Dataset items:
----

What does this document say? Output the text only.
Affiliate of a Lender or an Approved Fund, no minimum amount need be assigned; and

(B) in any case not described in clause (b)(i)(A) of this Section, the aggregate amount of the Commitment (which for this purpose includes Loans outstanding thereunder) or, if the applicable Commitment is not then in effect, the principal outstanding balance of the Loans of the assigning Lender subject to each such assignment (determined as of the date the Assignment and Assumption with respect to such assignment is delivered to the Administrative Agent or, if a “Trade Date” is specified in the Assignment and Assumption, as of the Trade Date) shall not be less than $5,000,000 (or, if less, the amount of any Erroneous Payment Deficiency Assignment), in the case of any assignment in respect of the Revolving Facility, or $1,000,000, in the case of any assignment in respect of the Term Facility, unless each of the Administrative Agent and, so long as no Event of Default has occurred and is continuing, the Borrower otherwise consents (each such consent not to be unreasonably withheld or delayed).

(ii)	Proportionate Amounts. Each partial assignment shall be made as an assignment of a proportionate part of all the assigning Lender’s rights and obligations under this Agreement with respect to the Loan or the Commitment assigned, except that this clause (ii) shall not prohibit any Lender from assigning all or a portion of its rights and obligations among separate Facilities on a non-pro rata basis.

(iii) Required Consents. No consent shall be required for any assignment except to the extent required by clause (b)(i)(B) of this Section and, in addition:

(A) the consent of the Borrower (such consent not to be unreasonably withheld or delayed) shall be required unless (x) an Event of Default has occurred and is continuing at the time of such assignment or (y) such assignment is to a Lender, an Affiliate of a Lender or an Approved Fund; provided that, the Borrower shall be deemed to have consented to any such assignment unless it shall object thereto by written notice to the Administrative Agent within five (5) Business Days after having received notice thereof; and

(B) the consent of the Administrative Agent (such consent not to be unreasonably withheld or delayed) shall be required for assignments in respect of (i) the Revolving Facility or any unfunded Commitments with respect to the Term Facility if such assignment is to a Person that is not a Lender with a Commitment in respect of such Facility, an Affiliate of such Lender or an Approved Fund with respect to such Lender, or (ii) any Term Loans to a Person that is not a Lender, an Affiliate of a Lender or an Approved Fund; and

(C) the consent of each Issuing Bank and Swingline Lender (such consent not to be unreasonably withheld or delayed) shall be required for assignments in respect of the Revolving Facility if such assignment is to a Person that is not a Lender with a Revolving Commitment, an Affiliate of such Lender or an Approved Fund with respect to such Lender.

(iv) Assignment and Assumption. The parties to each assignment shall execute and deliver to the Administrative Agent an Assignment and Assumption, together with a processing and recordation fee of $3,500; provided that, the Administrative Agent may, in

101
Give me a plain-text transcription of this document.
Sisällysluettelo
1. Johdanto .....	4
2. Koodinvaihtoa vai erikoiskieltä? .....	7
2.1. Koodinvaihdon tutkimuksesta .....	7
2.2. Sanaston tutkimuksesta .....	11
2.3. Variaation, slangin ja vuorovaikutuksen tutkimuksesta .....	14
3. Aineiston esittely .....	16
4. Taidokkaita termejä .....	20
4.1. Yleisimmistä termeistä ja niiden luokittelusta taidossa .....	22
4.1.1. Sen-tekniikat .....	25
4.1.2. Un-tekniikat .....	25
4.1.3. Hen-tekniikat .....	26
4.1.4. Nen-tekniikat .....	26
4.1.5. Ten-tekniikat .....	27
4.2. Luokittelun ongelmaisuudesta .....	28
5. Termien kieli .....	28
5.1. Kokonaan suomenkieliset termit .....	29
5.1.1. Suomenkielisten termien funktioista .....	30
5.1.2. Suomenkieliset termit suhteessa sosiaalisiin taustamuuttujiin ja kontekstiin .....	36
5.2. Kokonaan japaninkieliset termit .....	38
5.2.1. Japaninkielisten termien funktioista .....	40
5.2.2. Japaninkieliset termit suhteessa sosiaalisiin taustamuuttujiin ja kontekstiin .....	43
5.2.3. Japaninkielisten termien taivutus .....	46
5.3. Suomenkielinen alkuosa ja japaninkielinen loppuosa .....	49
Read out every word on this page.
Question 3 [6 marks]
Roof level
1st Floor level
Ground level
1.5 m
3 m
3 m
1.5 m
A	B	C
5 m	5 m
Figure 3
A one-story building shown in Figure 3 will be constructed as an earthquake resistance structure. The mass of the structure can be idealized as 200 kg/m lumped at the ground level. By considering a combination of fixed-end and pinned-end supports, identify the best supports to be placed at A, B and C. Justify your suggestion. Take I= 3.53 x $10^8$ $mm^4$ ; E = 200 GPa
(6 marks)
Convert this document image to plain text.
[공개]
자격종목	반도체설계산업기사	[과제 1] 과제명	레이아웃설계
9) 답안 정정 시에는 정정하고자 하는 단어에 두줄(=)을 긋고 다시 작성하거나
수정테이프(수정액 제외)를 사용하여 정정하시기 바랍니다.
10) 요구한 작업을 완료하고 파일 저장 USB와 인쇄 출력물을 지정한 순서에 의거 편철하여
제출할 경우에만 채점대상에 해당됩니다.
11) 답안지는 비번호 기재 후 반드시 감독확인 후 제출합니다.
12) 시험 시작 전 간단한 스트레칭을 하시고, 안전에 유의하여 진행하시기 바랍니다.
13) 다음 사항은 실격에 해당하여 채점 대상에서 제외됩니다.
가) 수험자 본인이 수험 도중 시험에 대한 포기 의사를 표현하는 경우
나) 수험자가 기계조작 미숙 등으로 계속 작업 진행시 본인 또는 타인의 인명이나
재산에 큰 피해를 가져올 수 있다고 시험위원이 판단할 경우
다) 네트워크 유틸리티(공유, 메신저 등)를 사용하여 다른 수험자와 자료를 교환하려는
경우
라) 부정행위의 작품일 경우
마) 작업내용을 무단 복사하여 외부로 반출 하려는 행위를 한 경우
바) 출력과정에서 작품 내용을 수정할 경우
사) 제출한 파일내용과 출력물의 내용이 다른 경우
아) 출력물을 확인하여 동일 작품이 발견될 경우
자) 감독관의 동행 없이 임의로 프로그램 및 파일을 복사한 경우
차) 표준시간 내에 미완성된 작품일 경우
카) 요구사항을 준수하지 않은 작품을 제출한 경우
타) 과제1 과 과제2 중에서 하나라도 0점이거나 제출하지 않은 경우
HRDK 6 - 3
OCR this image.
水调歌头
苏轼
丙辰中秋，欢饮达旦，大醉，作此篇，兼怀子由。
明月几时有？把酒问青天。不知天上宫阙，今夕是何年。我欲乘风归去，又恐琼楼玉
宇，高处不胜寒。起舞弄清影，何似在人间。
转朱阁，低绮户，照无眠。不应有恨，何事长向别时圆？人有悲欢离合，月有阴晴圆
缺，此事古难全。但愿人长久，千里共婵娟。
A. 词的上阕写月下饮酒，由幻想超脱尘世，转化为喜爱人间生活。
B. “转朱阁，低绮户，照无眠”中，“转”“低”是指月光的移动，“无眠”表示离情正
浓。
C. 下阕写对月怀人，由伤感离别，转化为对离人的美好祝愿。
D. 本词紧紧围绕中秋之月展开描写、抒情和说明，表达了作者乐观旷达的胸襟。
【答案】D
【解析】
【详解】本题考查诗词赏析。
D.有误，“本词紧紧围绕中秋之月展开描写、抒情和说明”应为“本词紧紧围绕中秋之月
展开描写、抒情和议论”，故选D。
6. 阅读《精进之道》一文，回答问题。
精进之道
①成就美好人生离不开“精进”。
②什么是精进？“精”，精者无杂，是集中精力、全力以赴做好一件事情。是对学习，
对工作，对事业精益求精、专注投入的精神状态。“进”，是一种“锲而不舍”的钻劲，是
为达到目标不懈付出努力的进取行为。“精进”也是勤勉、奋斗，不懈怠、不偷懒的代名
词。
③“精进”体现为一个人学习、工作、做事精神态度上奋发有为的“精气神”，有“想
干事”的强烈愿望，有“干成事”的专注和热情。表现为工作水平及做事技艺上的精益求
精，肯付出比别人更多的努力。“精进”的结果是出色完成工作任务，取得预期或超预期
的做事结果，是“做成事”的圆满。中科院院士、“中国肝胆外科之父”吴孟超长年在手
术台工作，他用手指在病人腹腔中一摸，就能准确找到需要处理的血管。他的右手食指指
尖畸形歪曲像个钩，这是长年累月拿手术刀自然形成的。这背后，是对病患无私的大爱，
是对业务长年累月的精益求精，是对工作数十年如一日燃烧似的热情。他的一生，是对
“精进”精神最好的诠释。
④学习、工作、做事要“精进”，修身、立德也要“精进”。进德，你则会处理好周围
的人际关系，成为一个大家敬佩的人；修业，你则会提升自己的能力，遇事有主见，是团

----

Directions:
Go through the material and select each line with the string "Kokonaan" in it.

Exercise answer:
5.1. Kokonaan suomenkieliset termit .....	29
5.2. Kokonaan japaninkieliset termit .....	38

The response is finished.